Set problem: Transcribe the entries below exactly; leave every image out.

start Data provided

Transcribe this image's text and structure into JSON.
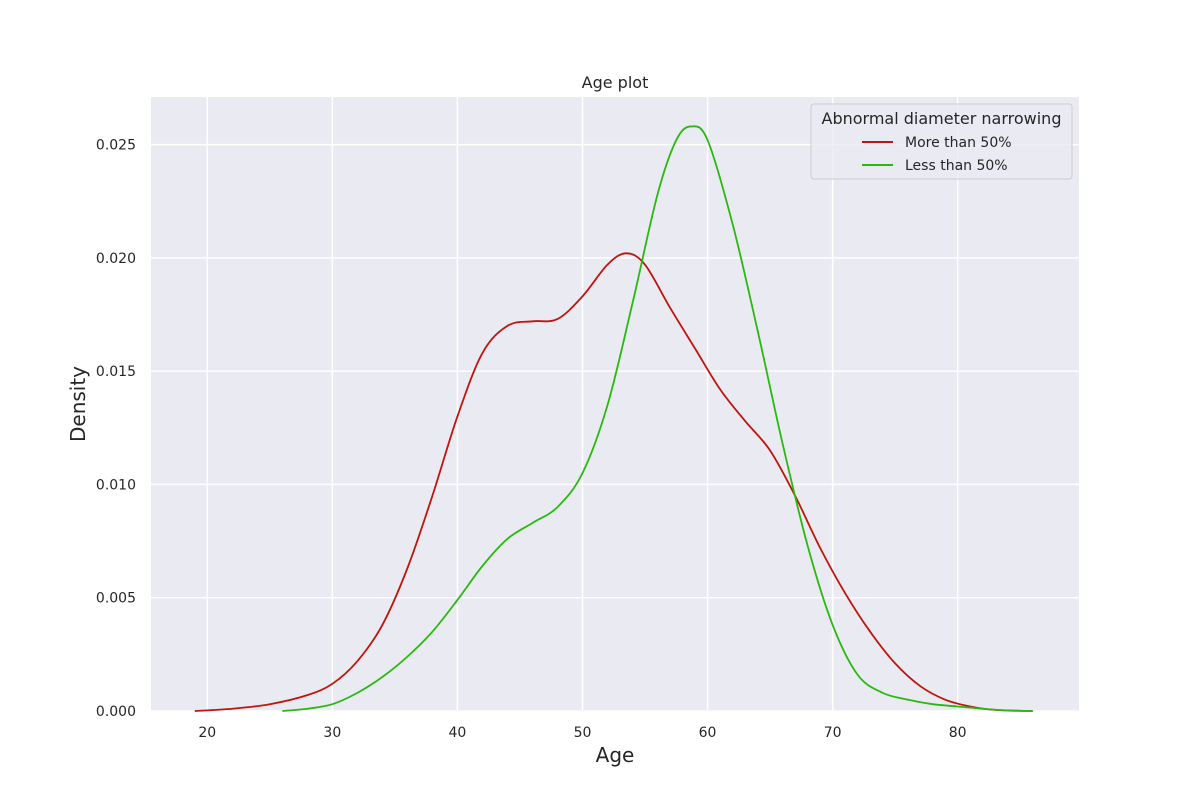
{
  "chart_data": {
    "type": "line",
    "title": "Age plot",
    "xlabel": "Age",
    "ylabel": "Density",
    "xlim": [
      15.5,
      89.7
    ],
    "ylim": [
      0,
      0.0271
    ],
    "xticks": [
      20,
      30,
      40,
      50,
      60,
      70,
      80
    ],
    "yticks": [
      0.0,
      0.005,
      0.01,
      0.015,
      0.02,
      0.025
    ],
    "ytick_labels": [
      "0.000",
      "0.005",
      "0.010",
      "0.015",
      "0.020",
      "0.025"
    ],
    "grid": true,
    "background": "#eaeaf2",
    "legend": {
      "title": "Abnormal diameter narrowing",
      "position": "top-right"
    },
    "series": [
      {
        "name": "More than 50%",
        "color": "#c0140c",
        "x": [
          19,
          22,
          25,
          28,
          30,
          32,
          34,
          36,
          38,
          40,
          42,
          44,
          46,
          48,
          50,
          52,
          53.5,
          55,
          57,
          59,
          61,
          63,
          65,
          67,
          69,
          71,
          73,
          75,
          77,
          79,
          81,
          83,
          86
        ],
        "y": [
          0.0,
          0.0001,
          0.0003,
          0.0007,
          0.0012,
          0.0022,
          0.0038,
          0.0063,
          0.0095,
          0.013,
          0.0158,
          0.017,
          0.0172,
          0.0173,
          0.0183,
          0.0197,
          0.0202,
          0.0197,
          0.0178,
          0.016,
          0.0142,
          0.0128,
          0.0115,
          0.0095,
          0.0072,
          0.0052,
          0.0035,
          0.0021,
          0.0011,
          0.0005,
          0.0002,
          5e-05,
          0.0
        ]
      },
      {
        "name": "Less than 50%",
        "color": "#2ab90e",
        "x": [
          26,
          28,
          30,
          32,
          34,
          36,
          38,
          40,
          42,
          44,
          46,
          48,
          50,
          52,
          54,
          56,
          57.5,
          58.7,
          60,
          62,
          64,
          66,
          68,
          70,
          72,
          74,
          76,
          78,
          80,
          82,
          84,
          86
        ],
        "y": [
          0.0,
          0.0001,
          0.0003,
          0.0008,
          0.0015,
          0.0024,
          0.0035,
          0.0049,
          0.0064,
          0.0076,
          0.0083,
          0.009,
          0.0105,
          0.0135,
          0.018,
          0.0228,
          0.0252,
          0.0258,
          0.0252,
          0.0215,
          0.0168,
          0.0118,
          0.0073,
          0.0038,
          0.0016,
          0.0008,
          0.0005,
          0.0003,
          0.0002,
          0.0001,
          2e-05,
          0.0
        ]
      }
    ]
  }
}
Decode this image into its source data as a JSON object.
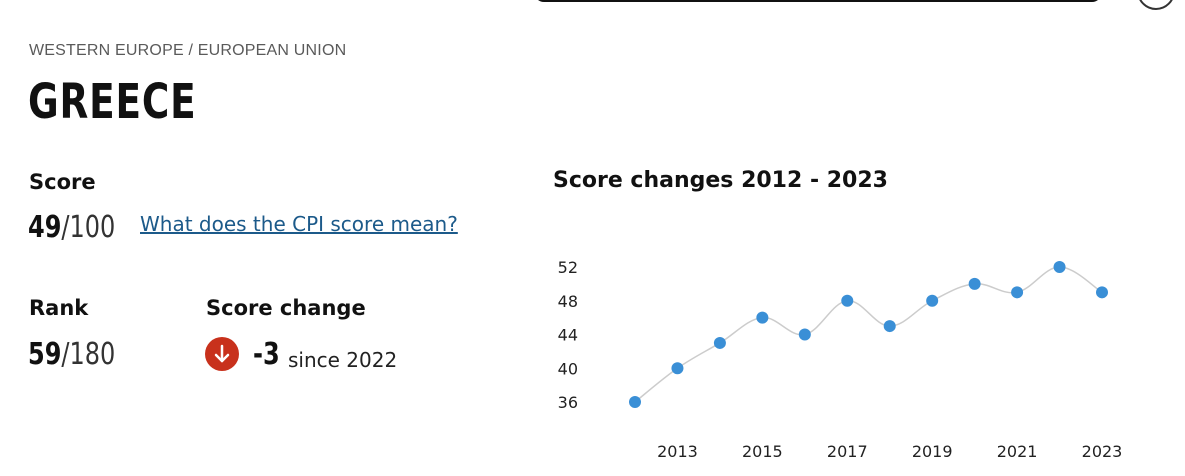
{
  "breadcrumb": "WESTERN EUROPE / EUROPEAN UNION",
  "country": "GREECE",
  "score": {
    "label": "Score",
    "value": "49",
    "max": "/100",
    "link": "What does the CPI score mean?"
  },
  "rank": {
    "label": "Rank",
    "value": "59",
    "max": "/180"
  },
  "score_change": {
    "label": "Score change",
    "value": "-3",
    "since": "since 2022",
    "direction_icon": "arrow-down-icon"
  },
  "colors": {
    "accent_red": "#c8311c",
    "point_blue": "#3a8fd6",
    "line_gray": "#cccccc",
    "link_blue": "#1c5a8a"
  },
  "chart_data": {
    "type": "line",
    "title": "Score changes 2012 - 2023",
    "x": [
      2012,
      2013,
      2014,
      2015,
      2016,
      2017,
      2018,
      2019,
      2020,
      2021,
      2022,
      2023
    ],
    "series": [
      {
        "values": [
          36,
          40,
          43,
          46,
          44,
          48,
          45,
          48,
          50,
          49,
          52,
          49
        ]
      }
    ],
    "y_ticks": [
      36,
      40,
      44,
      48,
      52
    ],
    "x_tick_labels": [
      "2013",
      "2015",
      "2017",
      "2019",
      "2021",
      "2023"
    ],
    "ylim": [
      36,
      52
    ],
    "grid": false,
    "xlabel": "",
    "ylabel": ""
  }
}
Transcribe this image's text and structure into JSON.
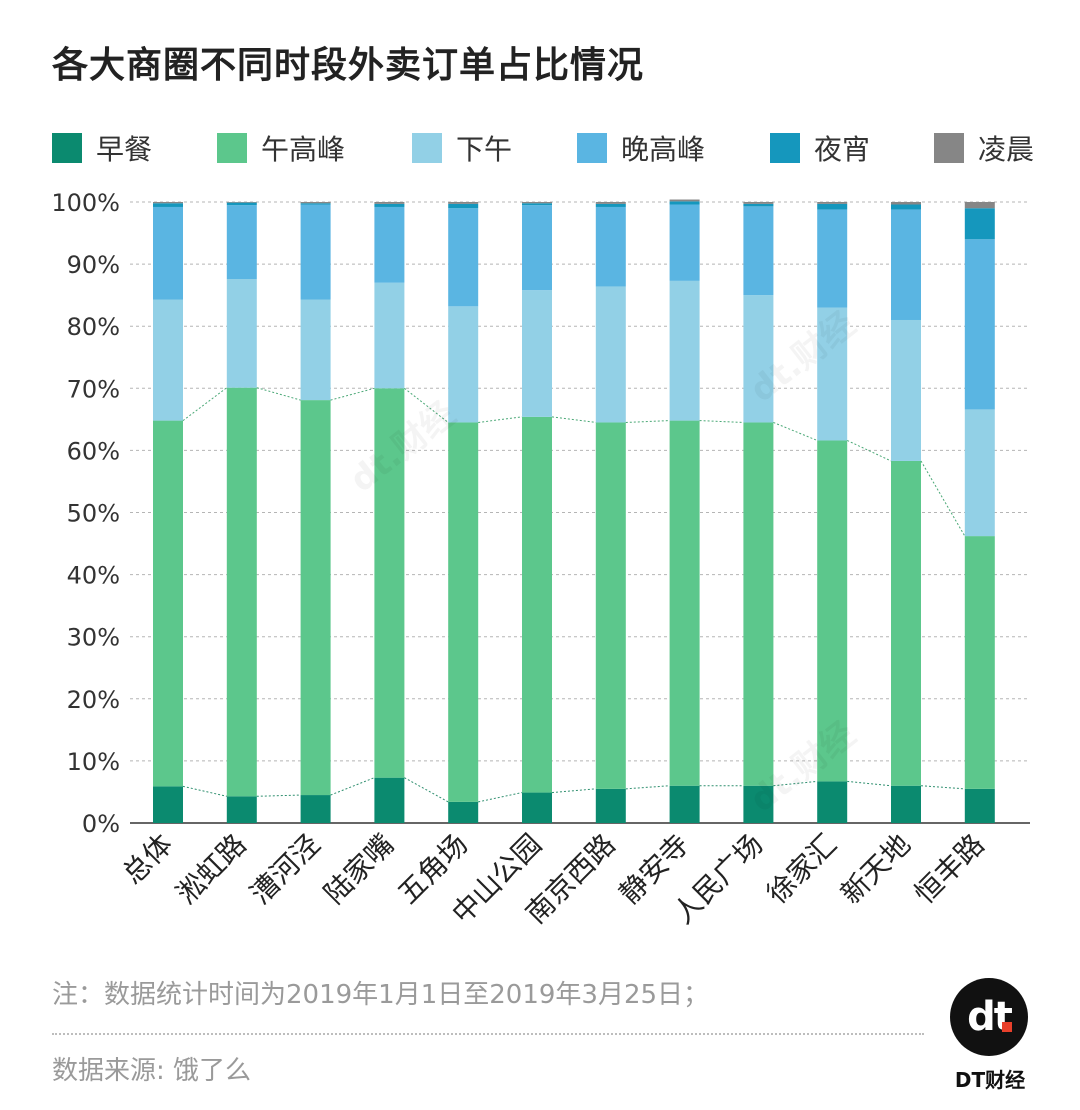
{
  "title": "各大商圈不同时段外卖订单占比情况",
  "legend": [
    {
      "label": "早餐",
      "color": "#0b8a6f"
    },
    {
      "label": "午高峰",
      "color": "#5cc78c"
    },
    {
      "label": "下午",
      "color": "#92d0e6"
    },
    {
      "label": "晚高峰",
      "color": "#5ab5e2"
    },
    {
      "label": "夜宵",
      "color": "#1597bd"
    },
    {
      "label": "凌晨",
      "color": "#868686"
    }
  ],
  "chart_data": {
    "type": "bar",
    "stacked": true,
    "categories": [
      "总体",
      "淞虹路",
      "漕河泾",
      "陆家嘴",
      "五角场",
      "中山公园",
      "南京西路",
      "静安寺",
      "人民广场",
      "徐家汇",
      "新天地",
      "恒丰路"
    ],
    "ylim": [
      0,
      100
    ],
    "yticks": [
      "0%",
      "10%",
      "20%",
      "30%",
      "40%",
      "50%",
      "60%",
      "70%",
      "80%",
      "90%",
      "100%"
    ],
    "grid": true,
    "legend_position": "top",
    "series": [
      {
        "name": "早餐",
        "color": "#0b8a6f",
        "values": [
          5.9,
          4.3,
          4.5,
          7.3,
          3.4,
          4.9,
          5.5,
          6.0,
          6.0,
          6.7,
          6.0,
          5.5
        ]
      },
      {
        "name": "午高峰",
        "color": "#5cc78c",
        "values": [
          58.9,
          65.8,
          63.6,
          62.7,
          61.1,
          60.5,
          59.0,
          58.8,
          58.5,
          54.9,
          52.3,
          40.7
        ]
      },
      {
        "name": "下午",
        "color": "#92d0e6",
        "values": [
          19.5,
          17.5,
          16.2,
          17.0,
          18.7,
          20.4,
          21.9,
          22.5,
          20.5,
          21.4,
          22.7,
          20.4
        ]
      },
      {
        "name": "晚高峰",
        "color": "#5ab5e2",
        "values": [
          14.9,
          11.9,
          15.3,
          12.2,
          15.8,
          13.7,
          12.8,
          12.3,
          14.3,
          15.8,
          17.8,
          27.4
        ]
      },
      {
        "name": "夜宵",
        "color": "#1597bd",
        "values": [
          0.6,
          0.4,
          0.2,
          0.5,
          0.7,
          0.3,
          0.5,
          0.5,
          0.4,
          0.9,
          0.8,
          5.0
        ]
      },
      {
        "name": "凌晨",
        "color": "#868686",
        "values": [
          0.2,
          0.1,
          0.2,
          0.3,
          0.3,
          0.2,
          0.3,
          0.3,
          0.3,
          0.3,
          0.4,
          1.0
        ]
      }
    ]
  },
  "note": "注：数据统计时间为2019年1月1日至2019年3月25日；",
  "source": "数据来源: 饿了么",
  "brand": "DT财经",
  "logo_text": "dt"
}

end Data provided

Output:
Transcribe this image's text and structure into JSON.
{
  "chart_data": {
    "type": "line",
    "title": "Age plot",
    "xlabel": "Age",
    "ylabel": "Density",
    "xlim": [
      15.5,
      89.7
    ],
    "ylim": [
      0,
      0.0271
    ],
    "xticks": [
      20,
      30,
      40,
      50,
      60,
      70,
      80
    ],
    "yticks": [
      0.0,
      0.005,
      0.01,
      0.015,
      0.02,
      0.025
    ],
    "ytick_labels": [
      "0.000",
      "0.005",
      "0.010",
      "0.015",
      "0.020",
      "0.025"
    ],
    "grid": true,
    "background": "#eaeaf2",
    "legend": {
      "title": "Abnormal diameter narrowing",
      "position": "top-right"
    },
    "series": [
      {
        "name": "More than 50%",
        "color": "#c0140c",
        "x": [
          19,
          22,
          25,
          28,
          30,
          32,
          34,
          36,
          38,
          40,
          42,
          44,
          46,
          48,
          50,
          52,
          53.5,
          55,
          57,
          59,
          61,
          63,
          65,
          67,
          69,
          71,
          73,
          75,
          77,
          79,
          81,
          83,
          86
        ],
        "y": [
          0.0,
          0.0001,
          0.0003,
          0.0007,
          0.0012,
          0.0022,
          0.0038,
          0.0063,
          0.0095,
          0.013,
          0.0158,
          0.017,
          0.0172,
          0.0173,
          0.0183,
          0.0197,
          0.0202,
          0.0197,
          0.0178,
          0.016,
          0.0142,
          0.0128,
          0.0115,
          0.0095,
          0.0072,
          0.0052,
          0.0035,
          0.0021,
          0.0011,
          0.0005,
          0.0002,
          5e-05,
          0.0
        ]
      },
      {
        "name": "Less than 50%",
        "color": "#2ab90e",
        "x": [
          26,
          28,
          30,
          32,
          34,
          36,
          38,
          40,
          42,
          44,
          46,
          48,
          50,
          52,
          54,
          56,
          57.5,
          58.7,
          60,
          62,
          64,
          66,
          68,
          70,
          72,
          74,
          76,
          78,
          80,
          82,
          84,
          86
        ],
        "y": [
          0.0,
          0.0001,
          0.0003,
          0.0008,
          0.0015,
          0.0024,
          0.0035,
          0.0049,
          0.0064,
          0.0076,
          0.0083,
          0.009,
          0.0105,
          0.0135,
          0.018,
          0.0228,
          0.0252,
          0.0258,
          0.0252,
          0.0215,
          0.0168,
          0.0118,
          0.0073,
          0.0038,
          0.0016,
          0.0008,
          0.0005,
          0.0003,
          0.0002,
          0.0001,
          2e-05,
          0.0
        ]
      }
    ]
  }
}
Decode this image into its source data as a JSON object.
{
  "breadcrumb": "WESTERN EUROPE / EUROPEAN UNION",
  "country": "GREECE",
  "score": {
    "label": "Score",
    "value": "49",
    "max": "/100",
    "link": "What does the CPI score mean?"
  },
  "rank": {
    "label": "Rank",
    "value": "59",
    "max": "/180"
  },
  "score_change": {
    "label": "Score change",
    "value": "-3",
    "since": "since 2022",
    "direction_icon": "arrow-down-icon"
  },
  "colors": {
    "accent_red": "#c8311c",
    "point_blue": "#3a8fd6",
    "line_gray": "#cccccc",
    "link_blue": "#1c5a8a"
  },
  "chart_data": {
    "type": "line",
    "title": "Score changes 2012 - 2023",
    "x": [
      2012,
      2013,
      2014,
      2015,
      2016,
      2017,
      2018,
      2019,
      2020,
      2021,
      2022,
      2023
    ],
    "series": [
      {
        "values": [
          36,
          40,
          43,
          46,
          44,
          48,
          45,
          48,
          50,
          49,
          52,
          49
        ]
      }
    ],
    "y_ticks": [
      36,
      40,
      44,
      48,
      52
    ],
    "x_tick_labels": [
      "2013",
      "2015",
      "2017",
      "2019",
      "2021",
      "2023"
    ],
    "ylim": [
      36,
      52
    ],
    "grid": false,
    "xlabel": "",
    "ylabel": ""
  }
}
Transcribe this image's text and structure into JSON.
{
  "title": "各大商圈不同时段外卖订单占比情况",
  "legend": [
    {
      "label": "早餐",
      "color": "#0b8a6f"
    },
    {
      "label": "午高峰",
      "color": "#5cc78c"
    },
    {
      "label": "下午",
      "color": "#92d0e6"
    },
    {
      "label": "晚高峰",
      "color": "#5ab5e2"
    },
    {
      "label": "夜宵",
      "color": "#1597bd"
    },
    {
      "label": "凌晨",
      "color": "#868686"
    }
  ],
  "chart_data": {
    "type": "bar",
    "stacked": true,
    "categories": [
      "总体",
      "淞虹路",
      "漕河泾",
      "陆家嘴",
      "五角场",
      "中山公园",
      "南京西路",
      "静安寺",
      "人民广场",
      "徐家汇",
      "新天地",
      "恒丰路"
    ],
    "ylim": [
      0,
      100
    ],
    "yticks": [
      "0%",
      "10%",
      "20%",
      "30%",
      "40%",
      "50%",
      "60%",
      "70%",
      "80%",
      "90%",
      "100%"
    ],
    "grid": true,
    "legend_position": "top",
    "series": [
      {
        "name": "早餐",
        "color": "#0b8a6f",
        "values": [
          5.9,
          4.3,
          4.5,
          7.3,
          3.4,
          4.9,
          5.5,
          6.0,
          6.0,
          6.7,
          6.0,
          5.5
        ]
      },
      {
        "name": "午高峰",
        "color": "#5cc78c",
        "values": [
          58.9,
          65.8,
          63.6,
          62.7,
          61.1,
          60.5,
          59.0,
          58.8,
          58.5,
          54.9,
          52.3,
          40.7
        ]
      },
      {
        "name": "下午",
        "color": "#92d0e6",
        "values": [
          19.5,
          17.5,
          16.2,
          17.0,
          18.7,
          20.4,
          21.9,
          22.5,
          20.5,
          21.4,
          22.7,
          20.4
        ]
      },
      {
        "name": "晚高峰",
        "color": "#5ab5e2",
        "values": [
          14.9,
          11.9,
          15.3,
          12.2,
          15.8,
          13.7,
          12.8,
          12.3,
          14.3,
          15.8,
          17.8,
          27.4
        ]
      },
      {
        "name": "夜宵",
        "color": "#1597bd",
        "values": [
          0.6,
          0.4,
          0.2,
          0.5,
          0.7,
          0.3,
          0.5,
          0.5,
          0.4,
          0.9,
          0.8,
          5.0
        ]
      },
      {
        "name": "凌晨",
        "color": "#868686",
        "values": [
          0.2,
          0.1,
          0.2,
          0.3,
          0.3,
          0.2,
          0.3,
          0.3,
          0.3,
          0.3,
          0.4,
          1.0
        ]
      }
    ]
  },
  "note": "注：数据统计时间为2019年1月1日至2019年3月25日；",
  "source": "数据来源: 饿了么",
  "brand": "DT财经",
  "logo_text": "dt"
}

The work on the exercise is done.